> _Provided records_
========================================================================

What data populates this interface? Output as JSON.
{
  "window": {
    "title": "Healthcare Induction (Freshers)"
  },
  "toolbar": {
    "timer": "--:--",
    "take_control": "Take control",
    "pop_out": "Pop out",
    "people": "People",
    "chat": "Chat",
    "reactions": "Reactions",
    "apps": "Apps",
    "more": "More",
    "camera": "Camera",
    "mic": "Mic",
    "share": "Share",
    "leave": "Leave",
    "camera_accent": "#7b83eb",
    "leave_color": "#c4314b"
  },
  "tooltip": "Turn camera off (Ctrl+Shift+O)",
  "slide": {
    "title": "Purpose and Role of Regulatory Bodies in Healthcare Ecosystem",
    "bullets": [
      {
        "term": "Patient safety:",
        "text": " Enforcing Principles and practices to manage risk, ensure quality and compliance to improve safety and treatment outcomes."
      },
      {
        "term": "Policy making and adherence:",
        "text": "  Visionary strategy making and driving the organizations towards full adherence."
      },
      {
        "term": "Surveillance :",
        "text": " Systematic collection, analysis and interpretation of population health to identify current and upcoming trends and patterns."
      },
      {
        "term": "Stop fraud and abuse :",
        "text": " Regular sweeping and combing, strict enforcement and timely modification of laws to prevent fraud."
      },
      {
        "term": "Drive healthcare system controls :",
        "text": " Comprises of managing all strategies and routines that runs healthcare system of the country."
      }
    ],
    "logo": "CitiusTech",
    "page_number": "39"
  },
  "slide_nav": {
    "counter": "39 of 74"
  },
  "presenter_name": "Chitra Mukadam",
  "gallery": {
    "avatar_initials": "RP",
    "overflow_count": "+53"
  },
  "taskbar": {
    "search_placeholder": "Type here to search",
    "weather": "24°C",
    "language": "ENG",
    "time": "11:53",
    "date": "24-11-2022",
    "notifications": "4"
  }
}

========================================================================

> _Aim of the task_
Write out every record, exactly as written.

> _In response_
What data populates this interface? Output as JSON.
{
  "window": {
    "title": "Healthcare Induction (Freshers)"
  },
  "toolbar": {
    "timer": "--:--",
    "take_control": "Take control",
    "pop_out": "Pop out",
    "people": "People",
    "chat": "Chat",
    "reactions": "Reactions",
    "apps": "Apps",
    "more": "More",
    "camera": "Camera",
    "mic": "Mic",
    "share": "Share",
    "leave": "Leave",
    "camera_accent": "#7b83eb",
    "leave_color": "#c4314b"
  },
  "tooltip": "Turn camera off (Ctrl+Shift+O)",
  "slide": {
    "title": "Purpose and Role of Regulatory Bodies in Healthcare Ecosystem",
    "bullets": [
      {
        "term": "Patient safety:",
        "text": " Enforcing Principles and practices to manage risk, ensure quality and compliance to improve safety and treatment outcomes."
      },
      {
        "term": "Policy making and adherence:",
        "text": "  Visionary strategy making and driving the organizations towards full adherence."
      },
      {
        "term": "Surveillance :",
        "text": " Systematic collection, analysis and interpretation of population health to identify current and upcoming trends and patterns."
      },
      {
        "term": "Stop fraud and abuse :",
        "text": " Regular sweeping and combing, strict enforcement and timely modification of laws to prevent fraud."
      },
      {
        "term": "Drive healthcare system controls :",
        "text": " Comprises of managing all strategies and routines that runs healthcare system of the country."
      }
    ],
    "logo": "CitiusTech",
    "page_number": "39"
  },
  "slide_nav": {
    "counter": "39 of 74"
  },
  "presenter_name": "Chitra Mukadam",
  "gallery": {
    "avatar_initials": "RP",
    "overflow_count": "+53"
  },
  "taskbar": {
    "search_placeholder": "Type here to search",
    "weather": "24°C",
    "language": "ENG",
    "time": "11:53",
    "date": "24-11-2022",
    "notifications": "4"
  }
}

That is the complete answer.